Dataset entries:
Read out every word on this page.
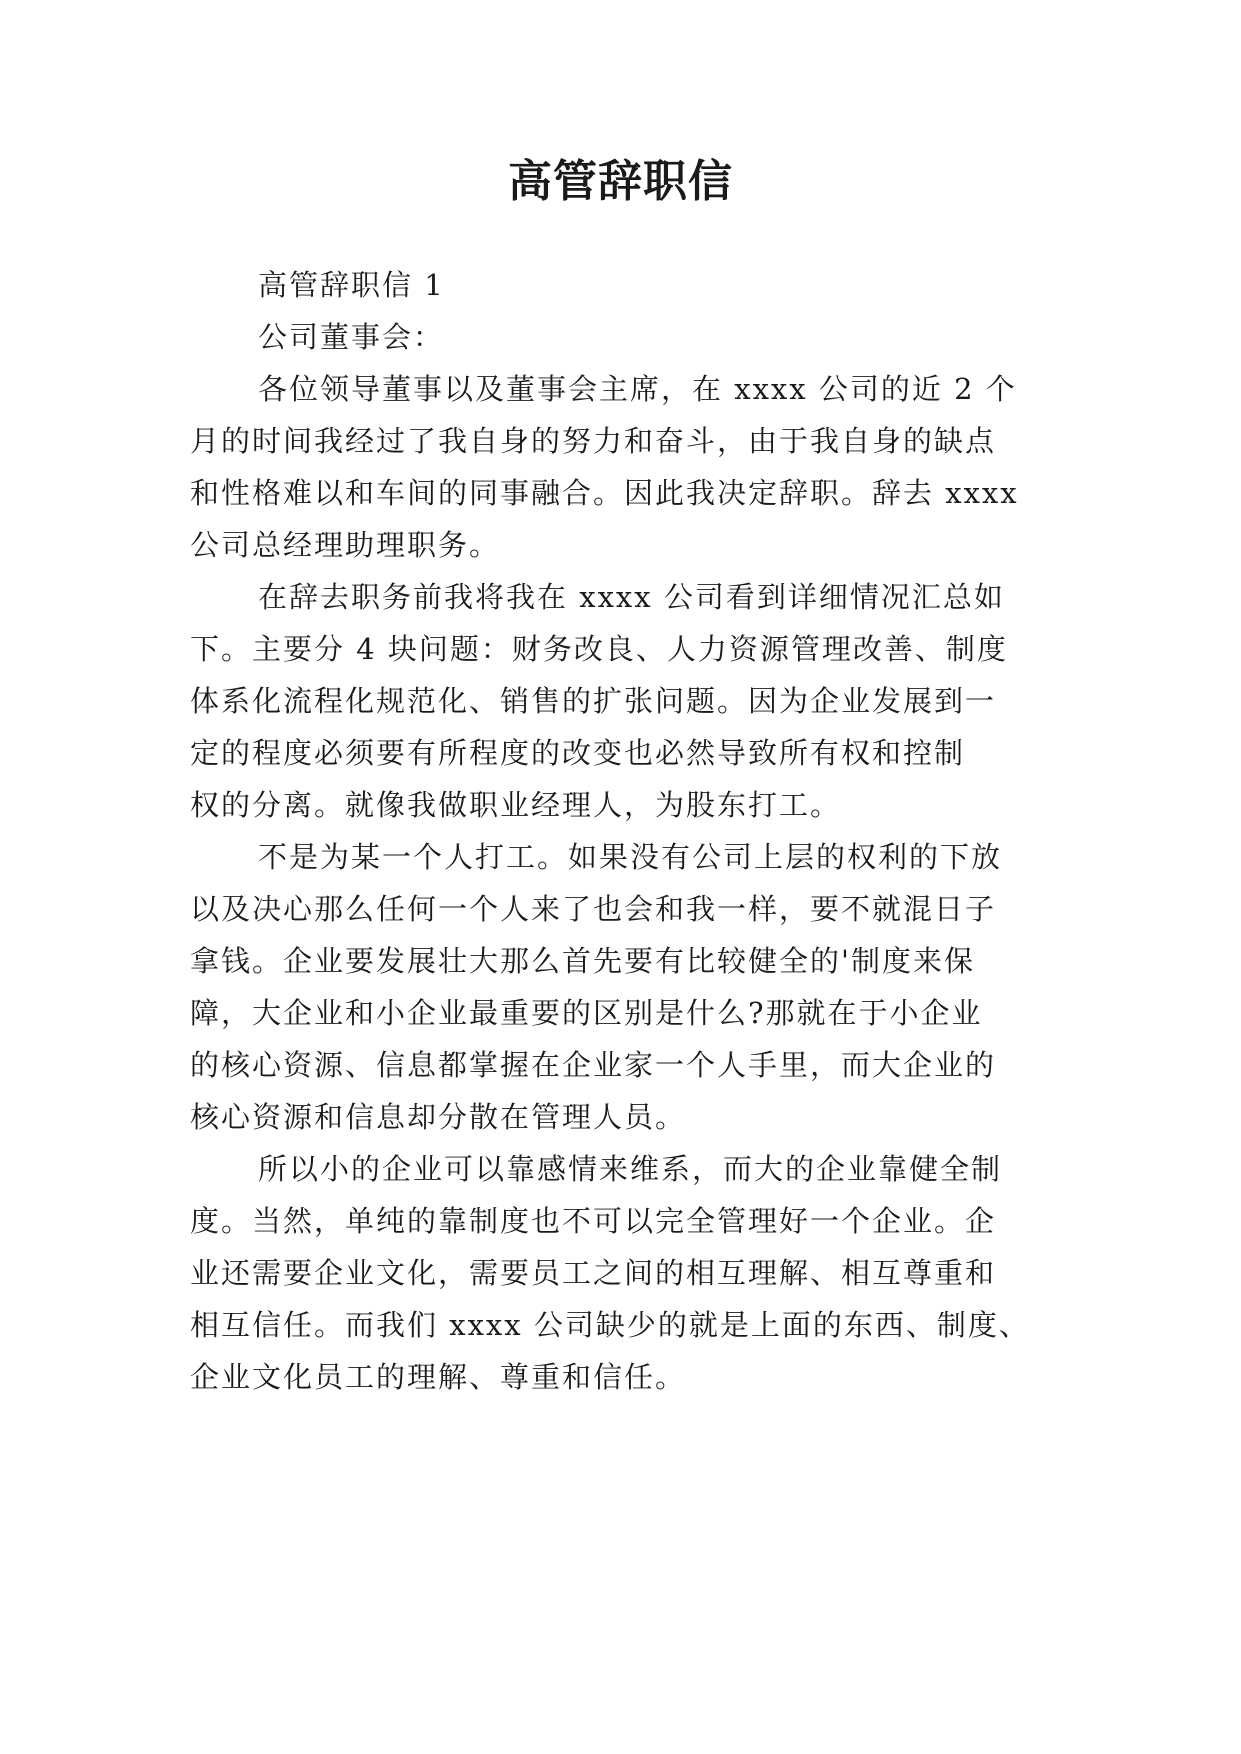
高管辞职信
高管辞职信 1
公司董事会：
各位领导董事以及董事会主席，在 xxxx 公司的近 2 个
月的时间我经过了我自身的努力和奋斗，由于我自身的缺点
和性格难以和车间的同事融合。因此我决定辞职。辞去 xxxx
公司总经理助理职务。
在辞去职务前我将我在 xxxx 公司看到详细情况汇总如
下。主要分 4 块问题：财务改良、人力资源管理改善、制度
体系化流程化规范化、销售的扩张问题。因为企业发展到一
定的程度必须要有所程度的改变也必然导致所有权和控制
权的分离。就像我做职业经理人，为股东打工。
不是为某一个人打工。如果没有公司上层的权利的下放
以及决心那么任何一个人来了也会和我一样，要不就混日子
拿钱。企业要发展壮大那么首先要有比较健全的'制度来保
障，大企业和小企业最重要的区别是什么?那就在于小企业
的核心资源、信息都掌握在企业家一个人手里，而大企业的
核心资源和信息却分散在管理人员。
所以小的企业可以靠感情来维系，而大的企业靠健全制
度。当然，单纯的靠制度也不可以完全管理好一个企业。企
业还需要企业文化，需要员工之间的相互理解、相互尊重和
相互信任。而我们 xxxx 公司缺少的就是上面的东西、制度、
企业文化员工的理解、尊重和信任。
* * *
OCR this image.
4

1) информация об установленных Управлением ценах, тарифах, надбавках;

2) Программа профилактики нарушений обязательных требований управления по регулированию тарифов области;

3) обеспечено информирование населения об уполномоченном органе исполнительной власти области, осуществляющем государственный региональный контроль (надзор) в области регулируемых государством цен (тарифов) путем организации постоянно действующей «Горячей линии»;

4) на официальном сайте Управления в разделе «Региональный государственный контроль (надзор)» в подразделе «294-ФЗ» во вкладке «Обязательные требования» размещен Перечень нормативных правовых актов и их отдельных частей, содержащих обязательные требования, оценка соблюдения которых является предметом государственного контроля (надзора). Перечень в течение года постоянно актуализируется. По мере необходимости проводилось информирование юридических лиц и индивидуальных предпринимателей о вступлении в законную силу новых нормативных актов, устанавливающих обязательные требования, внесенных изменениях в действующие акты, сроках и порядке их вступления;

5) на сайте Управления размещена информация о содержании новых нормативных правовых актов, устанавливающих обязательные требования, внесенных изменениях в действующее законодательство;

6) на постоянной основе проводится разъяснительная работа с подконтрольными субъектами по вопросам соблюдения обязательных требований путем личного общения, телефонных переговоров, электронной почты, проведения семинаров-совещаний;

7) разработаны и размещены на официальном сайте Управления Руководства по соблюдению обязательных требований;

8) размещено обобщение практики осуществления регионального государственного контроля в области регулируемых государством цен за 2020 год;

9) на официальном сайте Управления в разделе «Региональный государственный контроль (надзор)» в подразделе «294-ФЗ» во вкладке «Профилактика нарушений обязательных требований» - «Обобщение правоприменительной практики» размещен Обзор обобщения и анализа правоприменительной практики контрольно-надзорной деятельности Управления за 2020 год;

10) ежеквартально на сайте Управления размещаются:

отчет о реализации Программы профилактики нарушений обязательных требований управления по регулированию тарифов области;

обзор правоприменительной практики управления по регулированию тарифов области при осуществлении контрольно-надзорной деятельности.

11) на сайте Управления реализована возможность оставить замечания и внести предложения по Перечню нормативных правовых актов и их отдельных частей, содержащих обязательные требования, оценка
* * *
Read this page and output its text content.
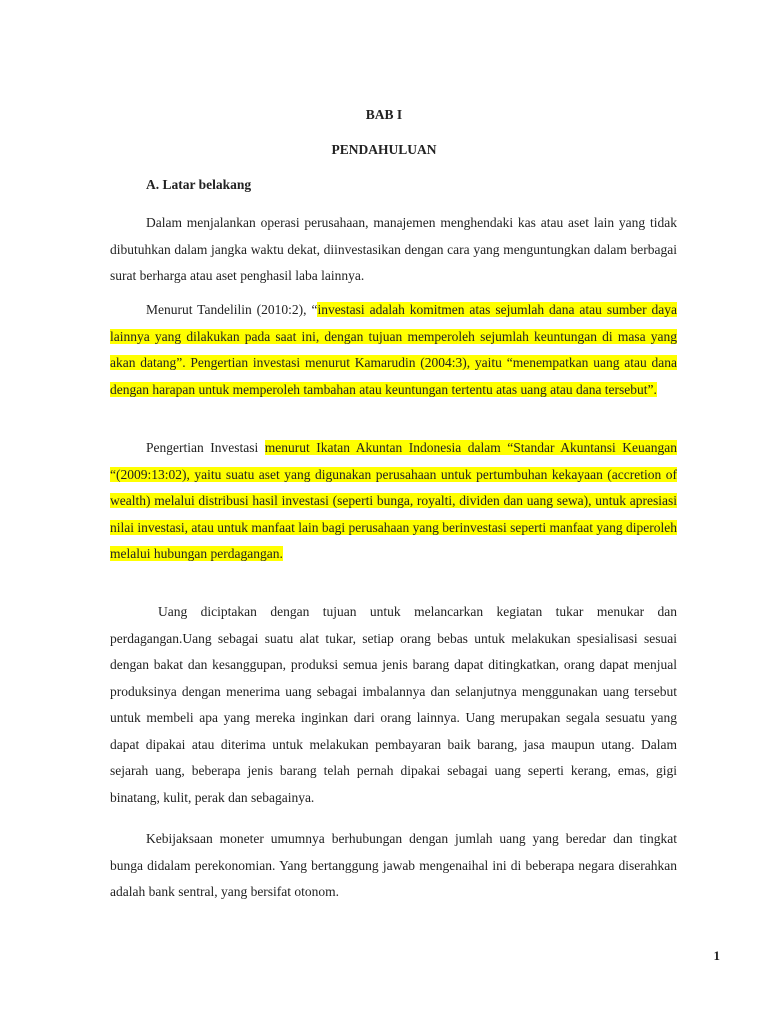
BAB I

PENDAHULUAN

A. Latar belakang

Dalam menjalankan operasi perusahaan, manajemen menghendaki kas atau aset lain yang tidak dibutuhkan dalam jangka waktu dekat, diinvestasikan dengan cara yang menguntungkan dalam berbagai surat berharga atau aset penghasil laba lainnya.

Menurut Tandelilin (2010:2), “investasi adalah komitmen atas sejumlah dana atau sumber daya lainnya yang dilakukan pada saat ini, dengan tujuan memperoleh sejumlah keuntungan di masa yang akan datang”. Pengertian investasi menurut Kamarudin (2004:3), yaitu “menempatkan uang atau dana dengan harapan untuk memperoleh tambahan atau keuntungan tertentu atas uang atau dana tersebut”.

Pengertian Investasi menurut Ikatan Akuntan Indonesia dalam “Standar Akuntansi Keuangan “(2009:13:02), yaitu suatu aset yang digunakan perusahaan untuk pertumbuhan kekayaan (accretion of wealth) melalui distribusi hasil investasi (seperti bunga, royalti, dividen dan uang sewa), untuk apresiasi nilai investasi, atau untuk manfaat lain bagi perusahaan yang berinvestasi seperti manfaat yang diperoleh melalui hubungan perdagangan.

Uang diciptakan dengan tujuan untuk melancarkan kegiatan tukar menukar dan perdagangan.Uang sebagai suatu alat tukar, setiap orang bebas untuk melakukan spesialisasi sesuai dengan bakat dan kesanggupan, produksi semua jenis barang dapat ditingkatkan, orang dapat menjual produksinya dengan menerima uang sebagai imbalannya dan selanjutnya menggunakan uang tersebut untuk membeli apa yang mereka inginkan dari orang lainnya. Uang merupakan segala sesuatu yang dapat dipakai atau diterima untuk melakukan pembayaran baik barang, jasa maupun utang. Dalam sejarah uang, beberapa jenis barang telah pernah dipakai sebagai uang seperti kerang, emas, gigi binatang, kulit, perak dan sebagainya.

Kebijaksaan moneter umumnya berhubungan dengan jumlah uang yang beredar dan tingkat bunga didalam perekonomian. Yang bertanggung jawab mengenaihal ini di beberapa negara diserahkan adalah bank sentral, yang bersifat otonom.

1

REQUIREMENT:
State only the number of lines in these entries that contain "bunga".

REPLY TO THE EXERCISE:
2